*OBJETIVO DE LA TAREA:* Copia línea por línea, sin cambiar nada, todos los datos que aparecen a continuación.

———

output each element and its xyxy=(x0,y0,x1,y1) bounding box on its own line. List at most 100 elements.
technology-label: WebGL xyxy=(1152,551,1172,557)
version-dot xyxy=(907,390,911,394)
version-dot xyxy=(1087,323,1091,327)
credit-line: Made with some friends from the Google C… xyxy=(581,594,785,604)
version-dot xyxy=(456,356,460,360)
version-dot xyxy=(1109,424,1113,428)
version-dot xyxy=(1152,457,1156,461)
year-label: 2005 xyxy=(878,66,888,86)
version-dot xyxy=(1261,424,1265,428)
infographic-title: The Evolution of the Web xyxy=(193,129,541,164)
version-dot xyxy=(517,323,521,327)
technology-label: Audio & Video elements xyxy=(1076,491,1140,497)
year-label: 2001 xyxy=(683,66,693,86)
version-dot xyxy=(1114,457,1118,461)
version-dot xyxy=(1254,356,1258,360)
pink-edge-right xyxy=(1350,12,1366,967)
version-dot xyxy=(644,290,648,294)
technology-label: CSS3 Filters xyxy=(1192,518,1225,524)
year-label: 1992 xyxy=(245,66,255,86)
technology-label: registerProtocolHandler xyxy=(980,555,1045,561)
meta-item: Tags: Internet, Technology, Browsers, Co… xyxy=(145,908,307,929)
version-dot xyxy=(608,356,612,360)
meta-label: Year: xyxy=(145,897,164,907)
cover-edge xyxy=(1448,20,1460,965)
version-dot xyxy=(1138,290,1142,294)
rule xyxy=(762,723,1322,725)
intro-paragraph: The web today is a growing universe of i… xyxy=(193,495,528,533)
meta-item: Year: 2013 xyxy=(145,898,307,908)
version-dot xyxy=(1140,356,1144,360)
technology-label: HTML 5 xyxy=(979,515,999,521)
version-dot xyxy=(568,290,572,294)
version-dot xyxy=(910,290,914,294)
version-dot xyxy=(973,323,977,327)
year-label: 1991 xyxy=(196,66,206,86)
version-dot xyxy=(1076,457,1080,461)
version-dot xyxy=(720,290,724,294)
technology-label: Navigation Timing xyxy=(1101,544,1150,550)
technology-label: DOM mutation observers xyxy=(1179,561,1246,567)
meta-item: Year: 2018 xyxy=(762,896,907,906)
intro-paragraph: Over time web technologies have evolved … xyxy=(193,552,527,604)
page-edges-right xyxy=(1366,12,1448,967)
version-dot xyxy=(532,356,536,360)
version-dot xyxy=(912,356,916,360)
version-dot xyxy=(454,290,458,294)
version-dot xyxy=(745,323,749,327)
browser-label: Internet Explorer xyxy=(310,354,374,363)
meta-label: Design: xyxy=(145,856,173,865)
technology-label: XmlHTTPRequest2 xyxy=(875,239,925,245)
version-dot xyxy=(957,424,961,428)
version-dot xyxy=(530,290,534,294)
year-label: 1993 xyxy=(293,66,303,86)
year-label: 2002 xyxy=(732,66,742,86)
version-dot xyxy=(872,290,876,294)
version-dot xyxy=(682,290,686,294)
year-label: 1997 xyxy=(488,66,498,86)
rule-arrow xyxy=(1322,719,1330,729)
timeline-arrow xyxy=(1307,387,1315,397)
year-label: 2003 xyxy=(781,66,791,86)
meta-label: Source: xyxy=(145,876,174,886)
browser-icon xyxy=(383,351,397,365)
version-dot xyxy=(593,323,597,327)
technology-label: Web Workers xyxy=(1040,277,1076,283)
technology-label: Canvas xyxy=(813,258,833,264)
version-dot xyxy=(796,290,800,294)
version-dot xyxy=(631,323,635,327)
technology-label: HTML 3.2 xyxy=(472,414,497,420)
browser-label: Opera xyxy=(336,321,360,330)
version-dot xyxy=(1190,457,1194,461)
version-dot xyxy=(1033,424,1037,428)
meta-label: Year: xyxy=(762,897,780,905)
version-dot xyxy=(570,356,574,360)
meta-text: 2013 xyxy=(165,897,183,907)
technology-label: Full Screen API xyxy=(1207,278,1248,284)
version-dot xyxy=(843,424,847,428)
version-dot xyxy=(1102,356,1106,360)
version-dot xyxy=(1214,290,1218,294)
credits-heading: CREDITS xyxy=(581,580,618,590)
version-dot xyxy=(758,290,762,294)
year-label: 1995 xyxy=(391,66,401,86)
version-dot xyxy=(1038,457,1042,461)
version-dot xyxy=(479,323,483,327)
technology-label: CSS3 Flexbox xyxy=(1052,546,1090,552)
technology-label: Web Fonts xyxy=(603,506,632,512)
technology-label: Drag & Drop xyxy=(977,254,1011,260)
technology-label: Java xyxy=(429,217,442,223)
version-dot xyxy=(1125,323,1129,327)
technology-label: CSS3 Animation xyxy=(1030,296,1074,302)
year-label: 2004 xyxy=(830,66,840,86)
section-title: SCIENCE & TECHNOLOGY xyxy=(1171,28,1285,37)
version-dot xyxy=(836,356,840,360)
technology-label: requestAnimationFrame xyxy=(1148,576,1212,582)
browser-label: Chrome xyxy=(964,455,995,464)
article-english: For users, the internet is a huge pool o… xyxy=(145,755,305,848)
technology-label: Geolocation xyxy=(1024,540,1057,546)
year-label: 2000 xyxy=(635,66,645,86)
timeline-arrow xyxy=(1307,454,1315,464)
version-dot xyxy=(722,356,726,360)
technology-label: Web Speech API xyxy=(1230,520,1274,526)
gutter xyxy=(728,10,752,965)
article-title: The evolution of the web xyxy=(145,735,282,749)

———

*RESULTADO OBTENIDO:*
output each element and its xyxy=(x0,y0,x1,y1) bounding box on its own line. List at most 100 elements.
technology-label: WebGL xyxy=(1152,551,1172,557)
version-dot xyxy=(907,390,911,394)
version-dot xyxy=(1087,323,1091,327)
credit-line: Made with some friends from the Google C… xyxy=(581,594,785,604)
version-dot xyxy=(456,356,460,360)
version-dot xyxy=(1109,424,1113,428)
version-dot xyxy=(1152,457,1156,461)
year-label: 2005 xyxy=(878,66,888,86)
version-dot xyxy=(1261,424,1265,428)
infographic-title: The Evolution of the Web xyxy=(193,129,541,164)
version-dot xyxy=(517,323,521,327)
technology-label: Audio & Video elements xyxy=(1076,491,1140,497)
year-label: 2001 xyxy=(683,66,693,86)
version-dot xyxy=(1114,457,1118,461)
version-dot xyxy=(1254,356,1258,360)
pink-edge-right xyxy=(1350,12,1366,967)
version-dot xyxy=(644,290,648,294)
technology-label: CSS3 Filters xyxy=(1192,518,1225,524)
year-label: 1992 xyxy=(245,66,255,86)
technology-label: registerProtocolHandler xyxy=(980,555,1045,561)
meta-item: Tags: Internet, Technology, Browsers, Co… xyxy=(145,908,307,929)
version-dot xyxy=(608,356,612,360)
meta-label: Year: xyxy=(145,897,164,907)
cover-edge xyxy=(1448,20,1460,965)
version-dot xyxy=(1138,290,1142,294)
rule xyxy=(762,723,1322,725)
intro-paragraph: The web today is a growing universe of i… xyxy=(193,495,528,533)
meta-item: Year: 2013 xyxy=(145,898,307,908)
version-dot xyxy=(1140,356,1144,360)
technology-label: HTML 5 xyxy=(979,515,999,521)
version-dot xyxy=(568,290,572,294)
version-dot xyxy=(910,290,914,294)
version-dot xyxy=(973,323,977,327)
year-label: 1991 xyxy=(196,66,206,86)
version-dot xyxy=(1076,457,1080,461)
version-dot xyxy=(720,290,724,294)
technology-label: Navigation Timing xyxy=(1101,544,1150,550)
technology-label: DOM mutation observers xyxy=(1179,561,1246,567)
meta-item: Year: 2018 xyxy=(762,896,907,906)
intro-paragraph: Over time web technologies have evolved … xyxy=(193,552,527,604)
page-edges-right xyxy=(1366,12,1448,967)
version-dot xyxy=(532,356,536,360)
version-dot xyxy=(912,356,916,360)
version-dot xyxy=(454,290,458,294)
version-dot xyxy=(745,323,749,327)
browser-label: Internet Explorer xyxy=(310,354,374,363)
meta-label: Design: xyxy=(145,856,173,865)
technology-label: XmlHTTPRequest2 xyxy=(875,239,925,245)
version-dot xyxy=(957,424,961,428)
version-dot xyxy=(530,290,534,294)
year-label: 1993 xyxy=(293,66,303,86)
year-label: 2002 xyxy=(732,66,742,86)
version-dot xyxy=(872,290,876,294)
version-dot xyxy=(682,290,686,294)
year-label: 1997 xyxy=(488,66,498,86)
rule-arrow xyxy=(1322,719,1330,729)
timeline-arrow xyxy=(1307,387,1315,397)
year-label: 2003 xyxy=(781,66,791,86)
meta-label: Source: xyxy=(145,876,174,886)
browser-icon xyxy=(383,351,397,365)
version-dot xyxy=(593,323,597,327)
technology-label: Web Workers xyxy=(1040,277,1076,283)
technology-label: Canvas xyxy=(813,258,833,264)
version-dot xyxy=(796,290,800,294)
version-dot xyxy=(631,323,635,327)
technology-label: HTML 3.2 xyxy=(472,414,497,420)
browser-label: Opera xyxy=(336,321,360,330)
version-dot xyxy=(1190,457,1194,461)
version-dot xyxy=(1033,424,1037,428)
meta-label: Year: xyxy=(762,897,780,905)
version-dot xyxy=(570,356,574,360)
meta-text: 2013 xyxy=(165,897,183,907)
technology-label: Full Screen API xyxy=(1207,278,1248,284)
version-dot xyxy=(843,424,847,428)
version-dot xyxy=(1102,356,1106,360)
version-dot xyxy=(1214,290,1218,294)
credits-heading: CREDITS xyxy=(581,580,618,590)
version-dot xyxy=(758,290,762,294)
year-label: 1995 xyxy=(391,66,401,86)
version-dot xyxy=(1038,457,1042,461)
version-dot xyxy=(479,323,483,327)
technology-label: CSS3 Flexbox xyxy=(1052,546,1090,552)
technology-label: Web Fonts xyxy=(603,506,632,512)
technology-label: Drag & Drop xyxy=(977,254,1011,260)
technology-label: Java xyxy=(429,217,442,223)
version-dot xyxy=(1125,323,1129,327)
technology-label: CSS3 Animation xyxy=(1030,296,1074,302)
year-label: 2004 xyxy=(830,66,840,86)
section-title: SCIENCE & TECHNOLOGY xyxy=(1171,28,1285,37)
version-dot xyxy=(836,356,840,360)
technology-label: requestAnimationFrame xyxy=(1148,576,1212,582)
browser-label: Chrome xyxy=(964,455,995,464)
article-english: For users, the internet is a huge pool o… xyxy=(145,755,305,848)
technology-label: Geolocation xyxy=(1024,540,1057,546)
year-label: 2000 xyxy=(635,66,645,86)
timeline-arrow xyxy=(1307,454,1315,464)
version-dot xyxy=(722,356,726,360)
technology-label: Web Speech API xyxy=(1230,520,1274,526)
gutter xyxy=(728,10,752,965)
article-title: The evolution of the web xyxy=(145,735,282,749)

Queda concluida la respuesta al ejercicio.